++++ Data to use ++++

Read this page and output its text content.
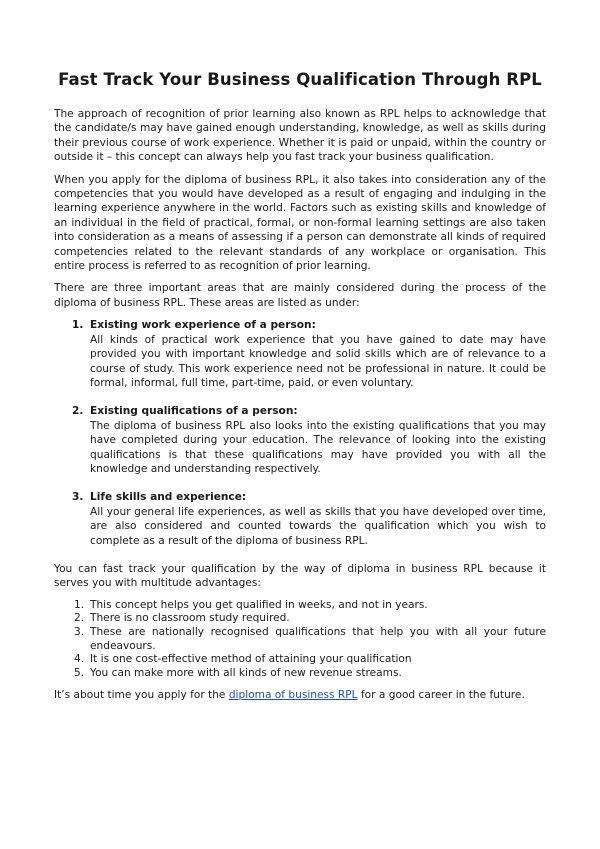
Fast Track Your Business Qualification Through RPL

The approach of recognition of prior learning also known as RPL helps to acknowledge that the candidate/s may have gained enough understanding, knowledge, as well as skills during their previous course of work experience. Whether it is paid or unpaid, within the country or outside it – this concept can always help you fast track your business qualification.

When you apply for the diploma of business RPL, it also takes into consideration any of the competencies that you would have developed as a result of engaging and indulging in the learning experience anywhere in the world. Factors such as existing skills and knowledge of an individual in the field of practical, formal, or non-formal learning settings are also taken into consideration as a means of assessing if a person can demonstrate all kinds of required competencies related to the relevant standards of any workplace or organisation. This entire process is referred to as recognition of prior learning.

There are three important areas that are mainly considered during the process of the diploma of business RPL. These areas are listed as under:

1. Existing work experience of a person:
All kinds of practical work experience that you have gained to date may have provided you with important knowledge and solid skills which are of relevance to a course of study. This work experience need not be professional in nature. It could be formal, informal, full time, part-time, paid, or even voluntary.
2. Existing qualifications of a person:
The diploma of business RPL also looks into the existing qualifications that you may have completed during your education. The relevance of looking into the existing qualifications is that these qualifications may have provided you with all the knowledge and understanding respectively.
3. Life skills and experience:
All your general life experiences, as well as skills that you have developed over time, are also considered and counted towards the qualification which you wish to complete as a result of the diploma of business RPL.

You can fast track your qualification by the way of diploma in business RPL because it serves you with multitude advantages:

1. This concept helps you get qualified in weeks, and not in years.
2. There is no classroom study required.
3. These are nationally recognised qualifications that help you with all your future endeavours.
4. It is one cost-effective method of attaining your qualification
5. You can make more with all kinds of new revenue streams.

It’s about time you apply for the diploma of business RPL for a good career in the future.
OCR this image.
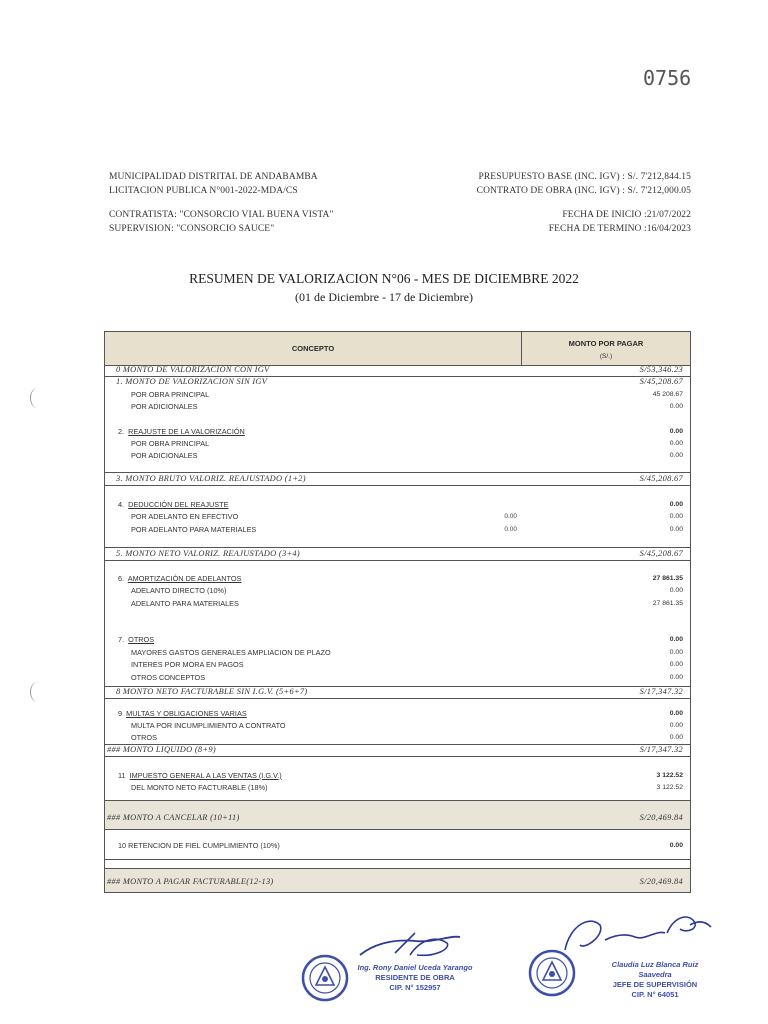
0756
MUNICIPALIDAD DISTRITAL DE ANDABAMBA
LICITACION PUBLICA N°001-2022-MDA/CS
CONTRATISTA: "CONSORCIO VIAL BUENA VISTA"
SUPERVISION: "CONSORCIO SAUCE"
PRESUPUESTO BASE (INC. IGV) : S/. 7'212,844.15
CONTRATO DE OBRA (INC. IGV) : S/. 7'212,000.05
FECHA DE INICIO :21/07/2022
FECHA DE TERMINO :16/04/2023
RESUMEN DE VALORIZACION N°06 - MES DE DICIEMBRE 2022
(01 de Diciembre - 17 de Diciembre)
CONCEPTO
MONTO POR PAGAR
(S/.)
0 MONTO DE VALORIZACION CON IGV	S/53,346.23
1. MONTO DE VALORIZACION SIN IGV	S/45,208.67
POR OBRA PRINCIPAL	45 208.67
POR ADICIONALES	0.00
2. REAJUSTE DE LA VALORIZACIÓN	0.00
POR OBRA PRINCIPAL	0.00
POR ADICIONALES	0.00
3. MONTO BRUTO VALORIZ. REAJUSTADO (1+2)	S/45,208.67
4. DEDUCCIÓN DEL REAJUSTE	0.00
POR ADELANTO EN EFECTIVO	0.00	0.00
POR ADELANTO PARA MATERIALES	0.00	0.00
5. MONTO NETO VALORIZ. REAJUSTADO (3+4)	S/45,208.67
6. AMORTIZACIÓN DE ADELANTOS	27 861.35
ADELANTO DIRECTO (10%)	0.00
ADELANTO PARA MATERIALES	27 861.35
7. OTROS	0.00
MAYORES GASTOS GENERALES AMPLIACION DE PLAZO	0.00
INTERES POR MORA EN PAGOS	0.00
OTROS CONCEPTOS	0.00
8 MONTO NETO FACTURABLE SIN I.G.V. (5+6+7)	S/17,347.32
9 MULTAS Y OBLIGACIONES VARIAS	0.00
MULTA POR INCUMPLIMIENTO A CONTRATO	0.00
OTROS	0.00
### MONTO LIQUIDO (8+9)	S/17,347.32
11 IMPUESTO GENERAL A LAS VENTAS (I.G.V.)	3 122.52
DEL MONTO NETO FACTURABLE (18%)	3 122.52
### MONTO A CANCELAR (10+11)	S/20,469.84
10 RETENCION DE FIEL CUMPLIMIENTO (10%)	0.00
### MONTO A PAGAR FACTURABLE(12-13)	S/20,469.84
Ing. Rony Daniel Uceda Yarango
RESIDENTE DE OBRA
CIP. N° 152957
Claudia Luz Blanca Ruiz Saavedra
JEFE DE SUPERVISIÓN
CIP. N° 64051
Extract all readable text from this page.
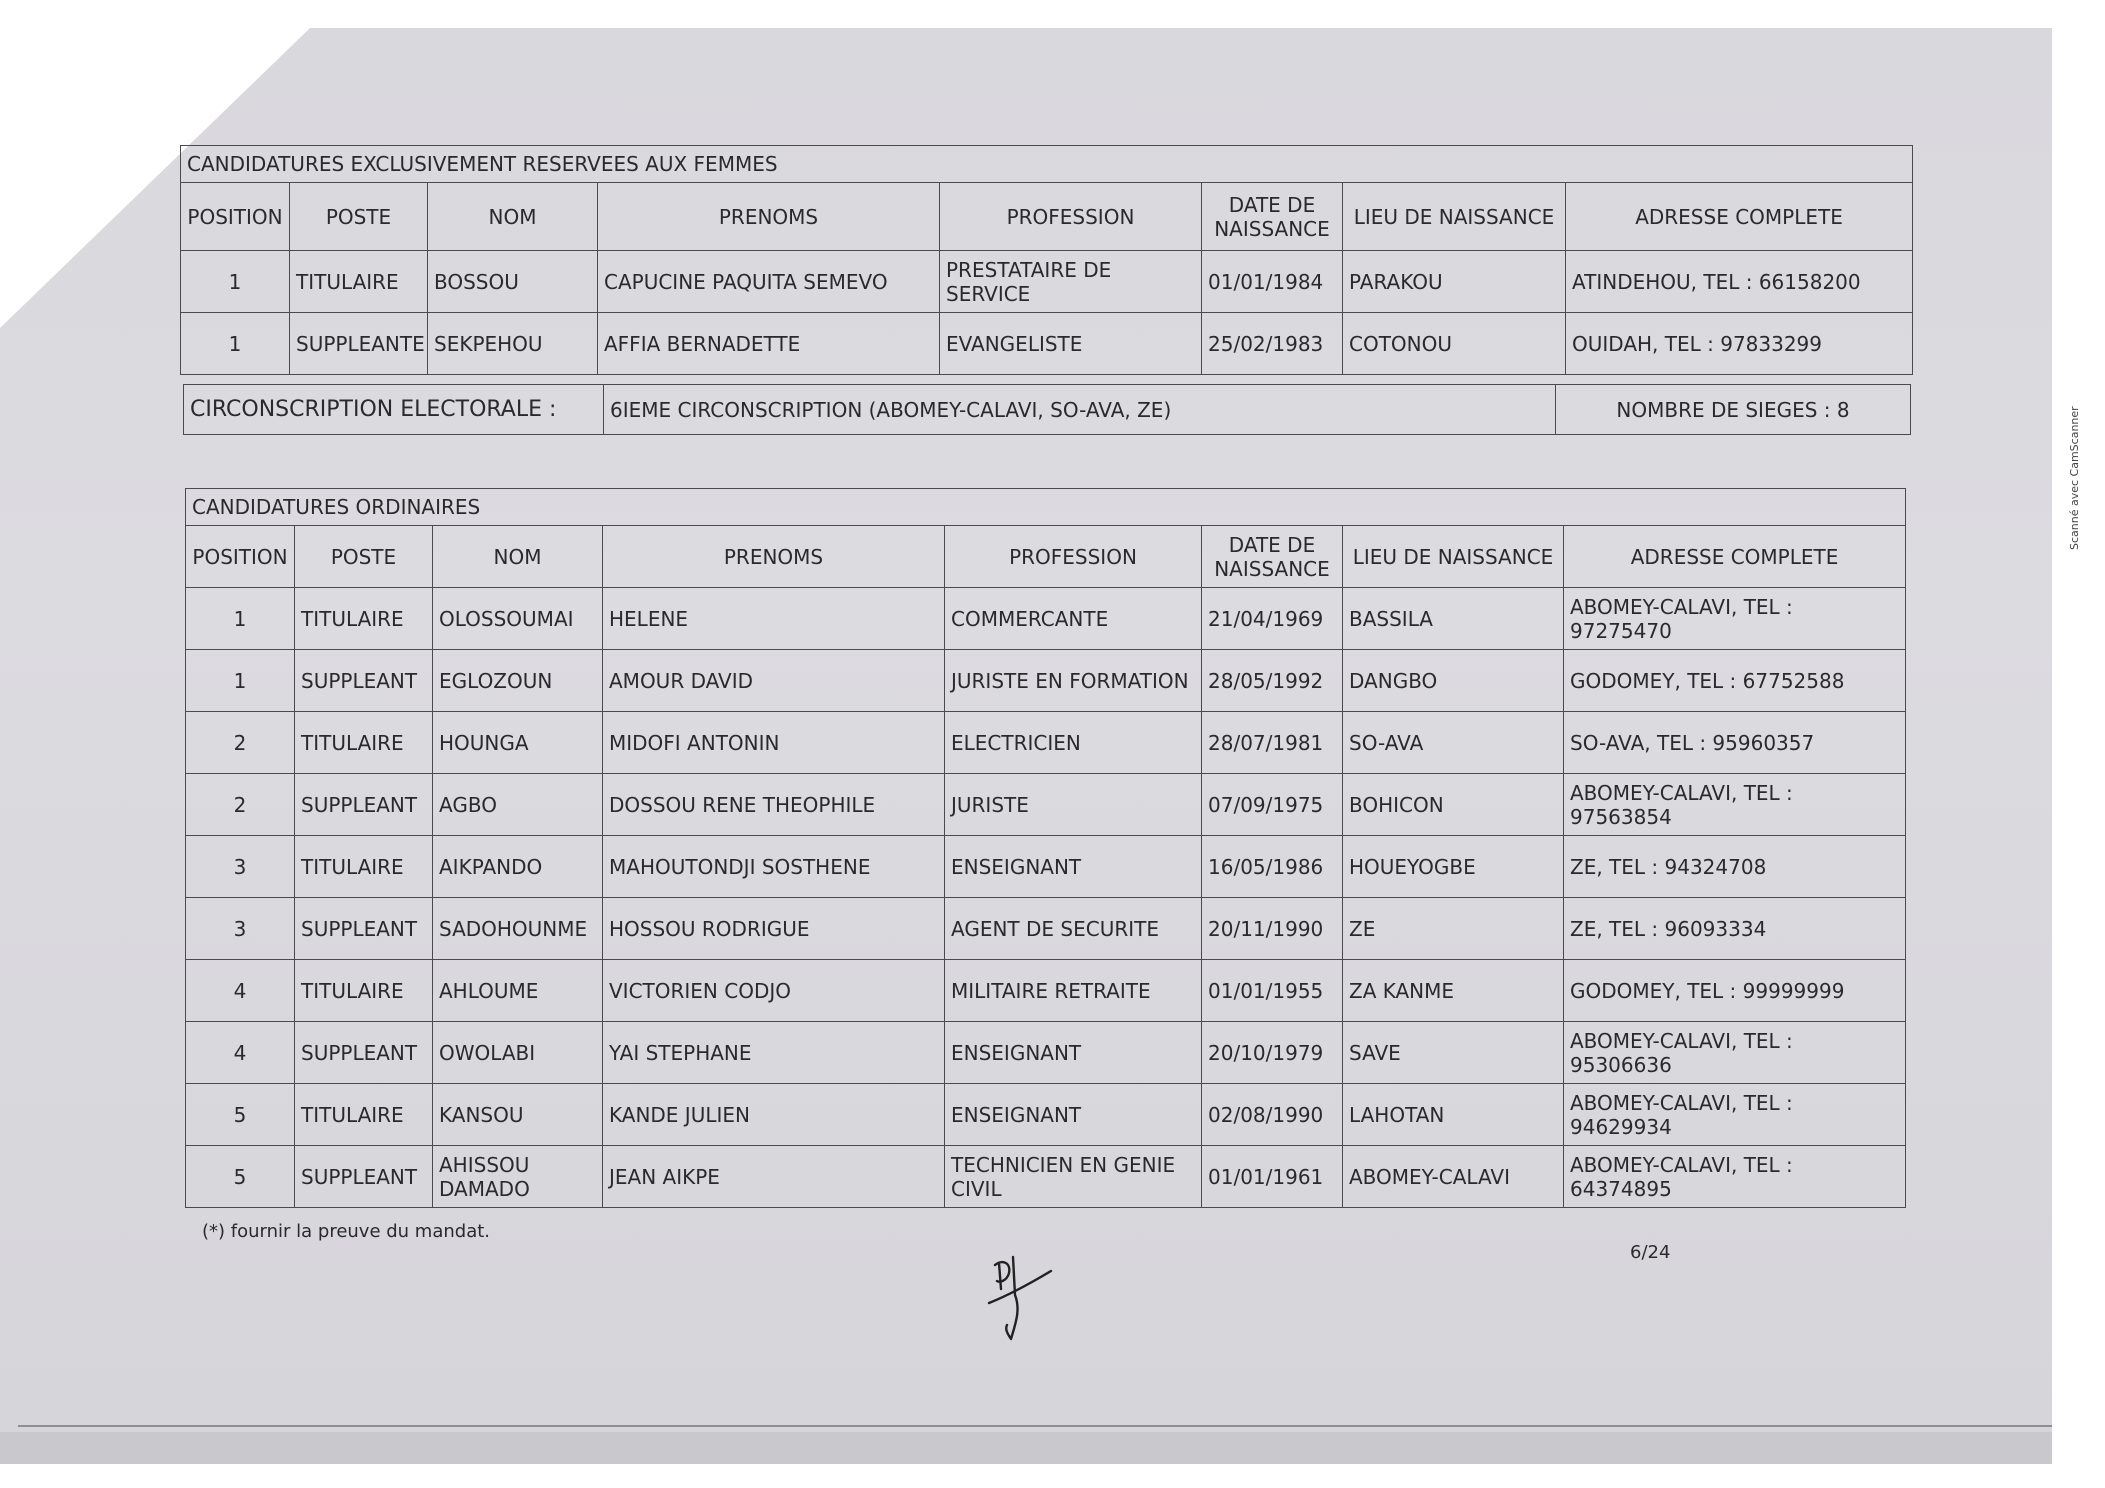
Scanné avec CamScanner
CANDIDATURES EXCLUSIVEMENT RESERVEES AUX FEMMES							
POSITION	POSTE	NOM	PRENOMS	PROFESSION	DATE DE NAISSANCE	LIEU DE NAISSANCE	ADRESSE COMPLETE
1	TITULAIRE	BOSSOU	CAPUCINE PAQUITA SEMEVO	PRESTATAIRE DE SERVICE	01/01/1984	PARAKOU	ATINDEHOU, TEL : 66158200
1	SUPPLEANTE	SEKPEHOU	AFFIA BERNADETTE	EVANGELISTE	25/02/1983	COTONOU	OUIDAH, TEL : 97833299
CIRCONSCRIPTION ELECTORALE :	6IEME CIRCONSCRIPTION (ABOMEY-CALAVI, SO-AVA, ZE)	NOMBRE DE SIEGES : 8
CANDIDATURES ORDINAIRES							
POSITION	POSTE	NOM	PRENOMS	PROFESSION	DATE DE NAISSANCE	LIEU DE NAISSANCE	ADRESSE COMPLETE
1	TITULAIRE	OLOSSOUMAI	HELENE	COMMERCANTE	21/04/1969	BASSILA	ABOMEY-CALAVI, TEL : 97275470
1	SUPPLEANT	EGLOZOUN	AMOUR DAVID	JURISTE EN FORMATION	28/05/1992	DANGBO	GODOMEY, TEL : 67752588
2	TITULAIRE	HOUNGA	MIDOFI ANTONIN	ELECTRICIEN	28/07/1981	SO-AVA	SO-AVA, TEL : 95960357
2	SUPPLEANT	AGBO	DOSSOU RENE THEOPHILE	JURISTE	07/09/1975	BOHICON	ABOMEY-CALAVI, TEL : 97563854
3	TITULAIRE	AIKPANDO	MAHOUTONDJI SOSTHENE	ENSEIGNANT	16/05/1986	HOUEYOGBE	ZE, TEL : 94324708
3	SUPPLEANT	SADOHOUNME	HOSSOU RODRIGUE	AGENT DE SECURITE	20/11/1990	ZE	ZE, TEL : 96093334
4	TITULAIRE	AHLOUME	VICTORIEN CODJO	MILITAIRE RETRAITE	01/01/1955	ZA KANME	GODOMEY, TEL : 99999999
4	SUPPLEANT	OWOLABI	YAI STEPHANE	ENSEIGNANT	20/10/1979	SAVE	ABOMEY-CALAVI, TEL : 95306636
5	TITULAIRE	KANSOU	KANDE JULIEN	ENSEIGNANT	02/08/1990	LAHOTAN	ABOMEY-CALAVI, TEL : 94629934
5	SUPPLEANT	AHISSOU DAMADO	JEAN AIKPE	TECHNICIEN EN GENIE CIVIL	01/01/1961	ABOMEY-CALAVI	ABOMEY-CALAVI, TEL : 64374895
(*) fournir la preuve du mandat.
6/24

++++

Collect the lines of the records that include the string "prior".

- Result of the task
The approach of recognition of prior learning also known as RPL helps to acknowledge that the candidate/s may have gained enough understanding, knowledge, as well as skills during their previous course of work experience. Whether it is paid or unpaid, within the country or outside it – this concept can always help you fast track your business qualification.
When you apply for the diploma of business RPL, it also takes into consideration any of the competencies that you would have developed as a result of engaging and indulging in the learning experience anywhere in the world. Factors such as existing skills and knowledge of an individual in the field of practical, formal, or non-formal learning settings are also taken into consideration as a means of assessing if a person can demonstrate all kinds of required competencies related to the relevant standards of any workplace or organisation. This entire process is referred to as recognition of prior learning.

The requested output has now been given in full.